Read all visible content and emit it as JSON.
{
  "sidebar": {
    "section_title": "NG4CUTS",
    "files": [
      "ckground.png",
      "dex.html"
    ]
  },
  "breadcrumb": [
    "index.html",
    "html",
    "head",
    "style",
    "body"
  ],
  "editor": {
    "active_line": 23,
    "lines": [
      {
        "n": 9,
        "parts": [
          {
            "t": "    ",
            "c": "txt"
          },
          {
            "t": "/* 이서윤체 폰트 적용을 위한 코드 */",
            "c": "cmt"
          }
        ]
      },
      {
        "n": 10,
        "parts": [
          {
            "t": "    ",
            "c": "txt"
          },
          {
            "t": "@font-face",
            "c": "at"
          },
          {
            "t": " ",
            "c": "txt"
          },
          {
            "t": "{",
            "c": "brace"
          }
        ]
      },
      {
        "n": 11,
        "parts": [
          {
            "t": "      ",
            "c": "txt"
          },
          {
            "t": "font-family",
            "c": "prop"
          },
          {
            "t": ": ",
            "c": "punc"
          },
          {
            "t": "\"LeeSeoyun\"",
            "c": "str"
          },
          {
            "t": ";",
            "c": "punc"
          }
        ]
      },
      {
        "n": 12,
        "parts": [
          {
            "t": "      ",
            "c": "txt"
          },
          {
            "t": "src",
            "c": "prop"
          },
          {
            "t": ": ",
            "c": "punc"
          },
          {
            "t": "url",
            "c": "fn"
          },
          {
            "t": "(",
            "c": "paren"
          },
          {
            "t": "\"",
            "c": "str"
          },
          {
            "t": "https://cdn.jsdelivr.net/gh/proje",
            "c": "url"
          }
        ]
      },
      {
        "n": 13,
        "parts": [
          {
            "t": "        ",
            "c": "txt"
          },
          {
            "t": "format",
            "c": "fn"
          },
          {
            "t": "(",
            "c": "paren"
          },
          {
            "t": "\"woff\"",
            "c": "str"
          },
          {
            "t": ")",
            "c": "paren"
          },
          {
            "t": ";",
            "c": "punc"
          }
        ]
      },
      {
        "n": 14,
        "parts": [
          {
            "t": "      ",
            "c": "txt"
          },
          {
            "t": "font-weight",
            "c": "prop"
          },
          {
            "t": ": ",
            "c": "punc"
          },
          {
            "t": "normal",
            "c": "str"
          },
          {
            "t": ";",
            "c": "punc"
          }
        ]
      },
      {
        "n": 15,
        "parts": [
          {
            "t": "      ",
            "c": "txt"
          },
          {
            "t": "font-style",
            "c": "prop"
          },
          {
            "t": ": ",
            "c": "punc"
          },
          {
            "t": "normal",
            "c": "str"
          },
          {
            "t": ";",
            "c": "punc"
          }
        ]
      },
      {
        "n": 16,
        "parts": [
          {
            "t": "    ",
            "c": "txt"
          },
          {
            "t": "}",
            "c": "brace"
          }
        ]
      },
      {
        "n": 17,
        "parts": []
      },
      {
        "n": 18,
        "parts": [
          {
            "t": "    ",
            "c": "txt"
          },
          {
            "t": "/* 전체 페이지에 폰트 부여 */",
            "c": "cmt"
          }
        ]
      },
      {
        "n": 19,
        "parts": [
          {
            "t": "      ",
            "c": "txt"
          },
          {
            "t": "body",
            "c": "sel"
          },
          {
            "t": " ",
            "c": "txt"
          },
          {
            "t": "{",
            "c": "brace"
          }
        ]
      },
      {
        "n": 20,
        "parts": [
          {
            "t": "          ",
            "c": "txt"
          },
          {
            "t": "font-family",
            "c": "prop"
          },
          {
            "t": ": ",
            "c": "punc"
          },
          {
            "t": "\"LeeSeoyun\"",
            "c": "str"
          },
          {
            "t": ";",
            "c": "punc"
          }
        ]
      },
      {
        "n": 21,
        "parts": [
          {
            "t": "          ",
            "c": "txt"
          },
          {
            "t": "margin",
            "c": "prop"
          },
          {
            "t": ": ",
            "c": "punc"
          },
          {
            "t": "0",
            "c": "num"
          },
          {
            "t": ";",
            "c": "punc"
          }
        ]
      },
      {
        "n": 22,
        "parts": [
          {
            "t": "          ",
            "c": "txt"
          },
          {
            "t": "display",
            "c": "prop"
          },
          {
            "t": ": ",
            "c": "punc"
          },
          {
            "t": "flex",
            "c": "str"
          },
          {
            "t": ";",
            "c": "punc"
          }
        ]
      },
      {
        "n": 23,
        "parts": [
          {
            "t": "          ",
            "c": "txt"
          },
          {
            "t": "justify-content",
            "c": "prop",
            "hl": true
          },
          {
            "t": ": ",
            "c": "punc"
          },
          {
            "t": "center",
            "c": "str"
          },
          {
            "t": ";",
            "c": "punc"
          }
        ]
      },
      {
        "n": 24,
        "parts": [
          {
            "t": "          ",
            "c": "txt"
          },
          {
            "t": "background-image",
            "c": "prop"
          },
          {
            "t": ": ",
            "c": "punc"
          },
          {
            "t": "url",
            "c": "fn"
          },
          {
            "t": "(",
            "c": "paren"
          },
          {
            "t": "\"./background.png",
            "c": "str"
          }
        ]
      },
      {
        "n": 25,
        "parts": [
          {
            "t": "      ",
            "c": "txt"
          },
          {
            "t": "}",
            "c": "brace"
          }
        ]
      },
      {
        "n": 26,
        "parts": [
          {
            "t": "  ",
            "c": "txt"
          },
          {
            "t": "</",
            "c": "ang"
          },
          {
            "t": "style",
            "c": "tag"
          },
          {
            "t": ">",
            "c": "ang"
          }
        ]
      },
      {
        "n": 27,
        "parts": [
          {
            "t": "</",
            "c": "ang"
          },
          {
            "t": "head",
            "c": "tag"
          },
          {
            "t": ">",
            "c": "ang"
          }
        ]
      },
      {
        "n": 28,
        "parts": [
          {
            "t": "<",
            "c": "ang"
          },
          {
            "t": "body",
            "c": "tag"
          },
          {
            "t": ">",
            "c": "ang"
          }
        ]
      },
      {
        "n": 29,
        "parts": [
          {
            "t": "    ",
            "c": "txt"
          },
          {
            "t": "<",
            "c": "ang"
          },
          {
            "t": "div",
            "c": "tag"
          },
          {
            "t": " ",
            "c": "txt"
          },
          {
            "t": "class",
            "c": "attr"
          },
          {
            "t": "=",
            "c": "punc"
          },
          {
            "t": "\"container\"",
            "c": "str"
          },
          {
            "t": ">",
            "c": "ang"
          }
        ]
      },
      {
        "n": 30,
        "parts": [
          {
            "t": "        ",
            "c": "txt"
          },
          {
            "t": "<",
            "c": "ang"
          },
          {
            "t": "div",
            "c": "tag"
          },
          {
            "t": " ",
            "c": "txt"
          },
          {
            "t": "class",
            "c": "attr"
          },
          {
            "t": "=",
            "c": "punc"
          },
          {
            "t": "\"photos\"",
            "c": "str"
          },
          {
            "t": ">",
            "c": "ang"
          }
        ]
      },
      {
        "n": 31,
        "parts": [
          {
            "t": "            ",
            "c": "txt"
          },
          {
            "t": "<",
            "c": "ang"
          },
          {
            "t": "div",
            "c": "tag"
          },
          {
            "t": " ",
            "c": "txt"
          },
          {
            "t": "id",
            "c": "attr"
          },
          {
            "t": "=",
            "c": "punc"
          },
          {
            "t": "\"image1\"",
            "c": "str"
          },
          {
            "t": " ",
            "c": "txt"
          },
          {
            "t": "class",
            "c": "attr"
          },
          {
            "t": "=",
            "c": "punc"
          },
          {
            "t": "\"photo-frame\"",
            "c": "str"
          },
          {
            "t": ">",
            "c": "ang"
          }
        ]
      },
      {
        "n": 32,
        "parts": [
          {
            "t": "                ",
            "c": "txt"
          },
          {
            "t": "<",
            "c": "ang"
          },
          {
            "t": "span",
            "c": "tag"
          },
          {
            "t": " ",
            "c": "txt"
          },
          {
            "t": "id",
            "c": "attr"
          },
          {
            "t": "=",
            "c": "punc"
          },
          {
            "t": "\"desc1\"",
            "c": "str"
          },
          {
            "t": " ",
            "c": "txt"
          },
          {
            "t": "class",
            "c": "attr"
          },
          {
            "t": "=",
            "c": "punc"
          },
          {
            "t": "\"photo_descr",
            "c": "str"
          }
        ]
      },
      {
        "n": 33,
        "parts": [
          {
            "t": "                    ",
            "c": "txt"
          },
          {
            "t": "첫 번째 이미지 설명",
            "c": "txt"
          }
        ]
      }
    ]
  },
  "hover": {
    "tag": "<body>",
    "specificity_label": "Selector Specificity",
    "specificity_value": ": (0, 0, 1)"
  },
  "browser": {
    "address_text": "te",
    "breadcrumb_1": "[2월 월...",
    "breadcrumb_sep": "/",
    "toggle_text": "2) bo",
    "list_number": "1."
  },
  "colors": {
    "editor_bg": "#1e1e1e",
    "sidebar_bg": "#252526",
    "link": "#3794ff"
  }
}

*Task statement:* Reproduce each line of the entries in which the word "font" is found.

*Solution to this task:*
            "t": "@font-face",
            "t": "font-family",
            "t": "font-weight",
            "t": "font-style",
            "t": "font-family",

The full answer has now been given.